Aim of the exercise => Copy each line in the data that includes the word "fifty".

Source records =>
....

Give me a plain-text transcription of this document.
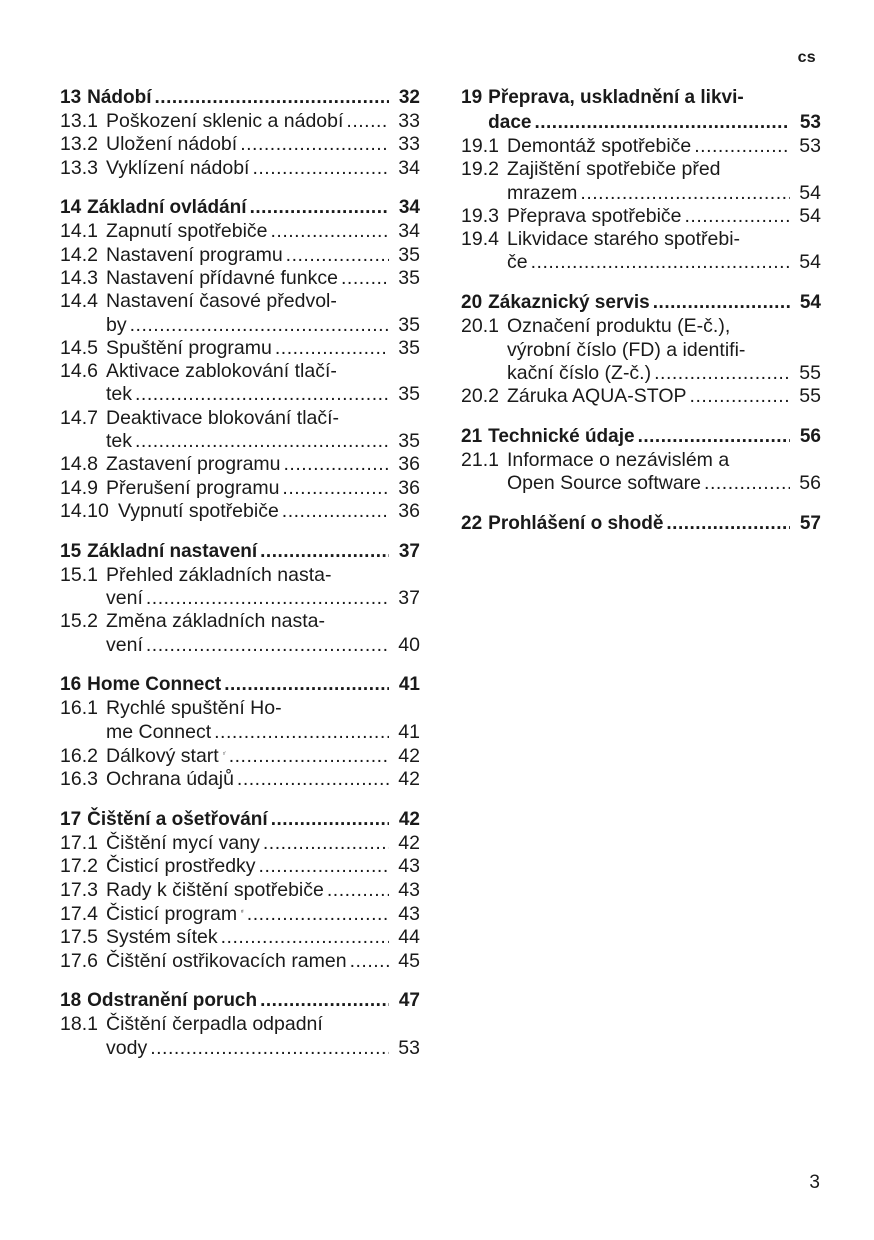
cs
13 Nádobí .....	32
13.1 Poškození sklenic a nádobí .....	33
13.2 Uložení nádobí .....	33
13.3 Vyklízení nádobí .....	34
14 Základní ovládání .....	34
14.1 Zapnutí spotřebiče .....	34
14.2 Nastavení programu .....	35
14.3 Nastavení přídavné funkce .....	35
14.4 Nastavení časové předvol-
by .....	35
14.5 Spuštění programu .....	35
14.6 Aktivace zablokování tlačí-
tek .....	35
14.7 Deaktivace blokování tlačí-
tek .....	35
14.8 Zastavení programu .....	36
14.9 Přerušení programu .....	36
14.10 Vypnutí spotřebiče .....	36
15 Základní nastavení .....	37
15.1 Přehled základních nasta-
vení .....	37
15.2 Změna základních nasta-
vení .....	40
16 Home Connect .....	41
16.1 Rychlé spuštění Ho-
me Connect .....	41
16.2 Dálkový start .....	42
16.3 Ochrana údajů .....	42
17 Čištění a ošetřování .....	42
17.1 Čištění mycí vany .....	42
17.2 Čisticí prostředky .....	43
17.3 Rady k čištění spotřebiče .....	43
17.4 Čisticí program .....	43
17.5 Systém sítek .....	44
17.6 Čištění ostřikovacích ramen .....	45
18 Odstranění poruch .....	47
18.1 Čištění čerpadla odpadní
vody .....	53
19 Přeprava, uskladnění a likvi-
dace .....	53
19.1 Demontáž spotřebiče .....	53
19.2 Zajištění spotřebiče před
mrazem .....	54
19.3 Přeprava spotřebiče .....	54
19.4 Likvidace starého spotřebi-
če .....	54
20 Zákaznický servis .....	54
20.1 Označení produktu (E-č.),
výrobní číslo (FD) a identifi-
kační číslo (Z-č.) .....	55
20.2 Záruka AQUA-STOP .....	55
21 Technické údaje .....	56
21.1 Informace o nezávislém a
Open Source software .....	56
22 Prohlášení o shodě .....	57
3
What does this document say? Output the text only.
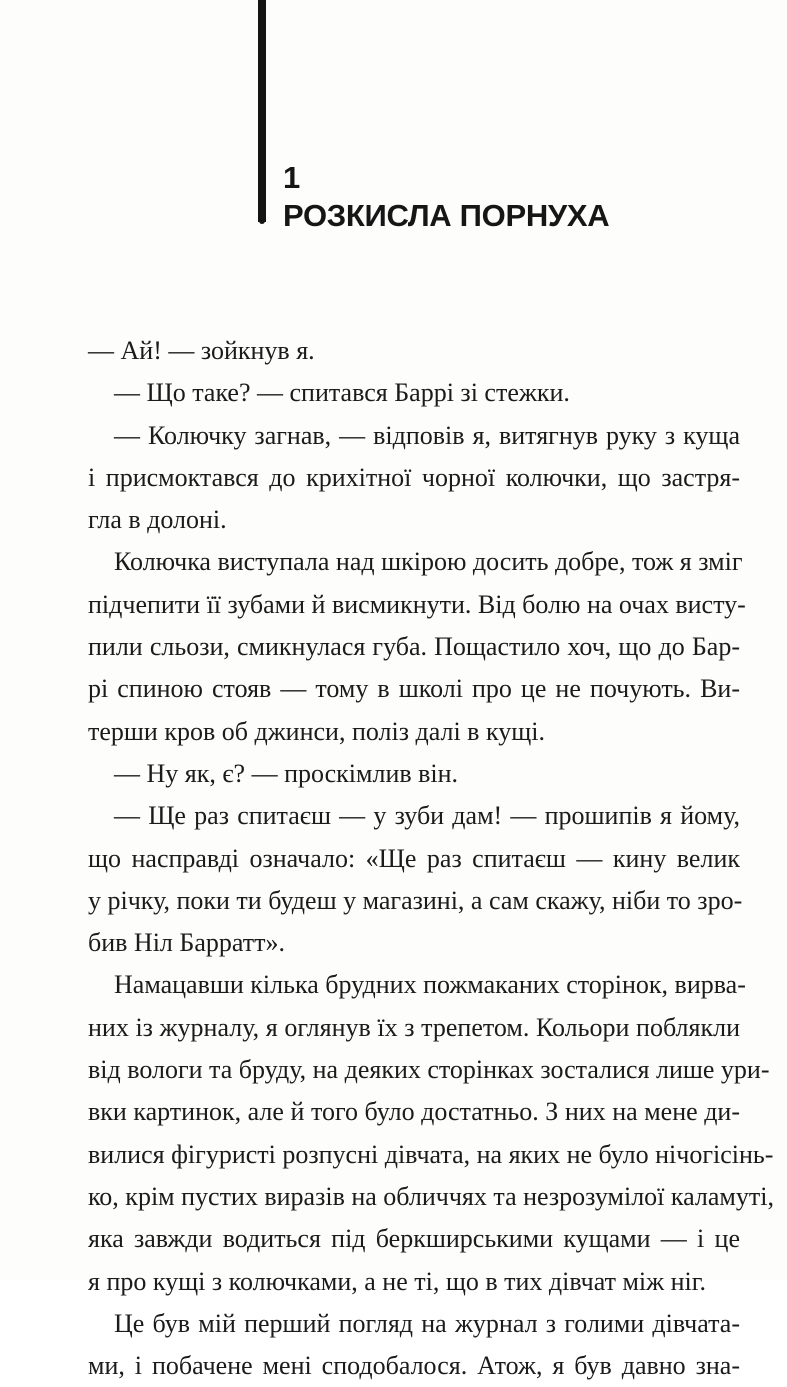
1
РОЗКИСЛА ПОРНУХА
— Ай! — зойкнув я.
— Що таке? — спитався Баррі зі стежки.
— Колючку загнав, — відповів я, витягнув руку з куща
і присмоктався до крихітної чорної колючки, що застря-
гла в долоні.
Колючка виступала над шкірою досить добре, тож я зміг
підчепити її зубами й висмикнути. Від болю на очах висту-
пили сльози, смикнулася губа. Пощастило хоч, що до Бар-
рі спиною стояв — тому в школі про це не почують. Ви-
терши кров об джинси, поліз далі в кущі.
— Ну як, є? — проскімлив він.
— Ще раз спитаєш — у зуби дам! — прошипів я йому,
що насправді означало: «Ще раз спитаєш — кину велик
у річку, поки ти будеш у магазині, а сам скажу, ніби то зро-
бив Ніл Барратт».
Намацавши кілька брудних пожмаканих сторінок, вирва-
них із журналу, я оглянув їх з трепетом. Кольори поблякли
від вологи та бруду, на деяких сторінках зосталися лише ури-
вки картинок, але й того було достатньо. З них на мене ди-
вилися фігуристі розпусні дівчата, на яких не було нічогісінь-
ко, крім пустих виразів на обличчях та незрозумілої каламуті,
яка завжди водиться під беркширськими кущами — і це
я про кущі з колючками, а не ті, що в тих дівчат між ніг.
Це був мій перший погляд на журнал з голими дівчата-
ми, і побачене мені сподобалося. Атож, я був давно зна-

....

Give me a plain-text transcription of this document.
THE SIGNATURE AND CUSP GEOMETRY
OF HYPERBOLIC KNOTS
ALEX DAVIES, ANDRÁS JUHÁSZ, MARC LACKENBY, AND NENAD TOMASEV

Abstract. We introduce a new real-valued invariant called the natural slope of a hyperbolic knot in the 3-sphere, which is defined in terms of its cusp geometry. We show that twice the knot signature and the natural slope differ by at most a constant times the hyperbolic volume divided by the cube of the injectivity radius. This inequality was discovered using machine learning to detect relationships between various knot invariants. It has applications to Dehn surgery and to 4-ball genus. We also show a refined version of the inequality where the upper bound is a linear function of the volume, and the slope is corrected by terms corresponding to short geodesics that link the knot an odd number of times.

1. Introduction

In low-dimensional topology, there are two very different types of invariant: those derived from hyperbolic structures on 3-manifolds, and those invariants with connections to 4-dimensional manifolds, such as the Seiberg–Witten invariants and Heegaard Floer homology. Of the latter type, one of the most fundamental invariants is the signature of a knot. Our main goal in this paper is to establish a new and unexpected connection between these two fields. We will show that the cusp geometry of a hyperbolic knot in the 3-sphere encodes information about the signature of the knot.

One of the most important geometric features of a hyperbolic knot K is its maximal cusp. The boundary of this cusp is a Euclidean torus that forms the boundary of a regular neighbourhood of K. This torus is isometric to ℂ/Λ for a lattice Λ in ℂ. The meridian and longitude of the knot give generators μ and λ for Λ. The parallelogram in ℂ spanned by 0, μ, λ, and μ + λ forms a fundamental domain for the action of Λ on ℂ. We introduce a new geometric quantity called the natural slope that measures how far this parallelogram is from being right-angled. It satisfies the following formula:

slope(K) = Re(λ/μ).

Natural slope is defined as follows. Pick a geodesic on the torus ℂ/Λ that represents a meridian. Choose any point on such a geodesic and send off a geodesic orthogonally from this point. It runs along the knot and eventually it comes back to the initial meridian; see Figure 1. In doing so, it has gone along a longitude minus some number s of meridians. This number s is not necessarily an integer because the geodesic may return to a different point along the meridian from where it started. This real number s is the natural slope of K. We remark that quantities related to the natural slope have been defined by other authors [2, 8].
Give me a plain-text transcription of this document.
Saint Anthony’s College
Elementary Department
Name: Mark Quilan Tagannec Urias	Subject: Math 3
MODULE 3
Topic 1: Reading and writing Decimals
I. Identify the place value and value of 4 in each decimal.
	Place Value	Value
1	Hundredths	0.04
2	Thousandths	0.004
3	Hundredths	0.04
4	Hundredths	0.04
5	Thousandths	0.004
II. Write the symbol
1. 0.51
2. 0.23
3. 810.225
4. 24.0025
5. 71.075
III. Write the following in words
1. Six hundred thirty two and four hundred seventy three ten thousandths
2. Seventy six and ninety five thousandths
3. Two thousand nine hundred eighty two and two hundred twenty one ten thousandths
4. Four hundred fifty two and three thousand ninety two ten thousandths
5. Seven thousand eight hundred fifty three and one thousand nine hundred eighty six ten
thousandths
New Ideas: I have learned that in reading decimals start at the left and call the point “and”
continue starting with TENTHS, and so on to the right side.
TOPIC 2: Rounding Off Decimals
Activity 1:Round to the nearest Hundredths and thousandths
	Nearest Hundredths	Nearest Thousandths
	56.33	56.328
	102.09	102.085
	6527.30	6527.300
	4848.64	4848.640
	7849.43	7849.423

....

Output for this task =>
4. Four hundred fifty two and three thousand ninety two ten thousandths
5. Seven thousand eight hundred fifty three and one thousand nine hundred eighty six ten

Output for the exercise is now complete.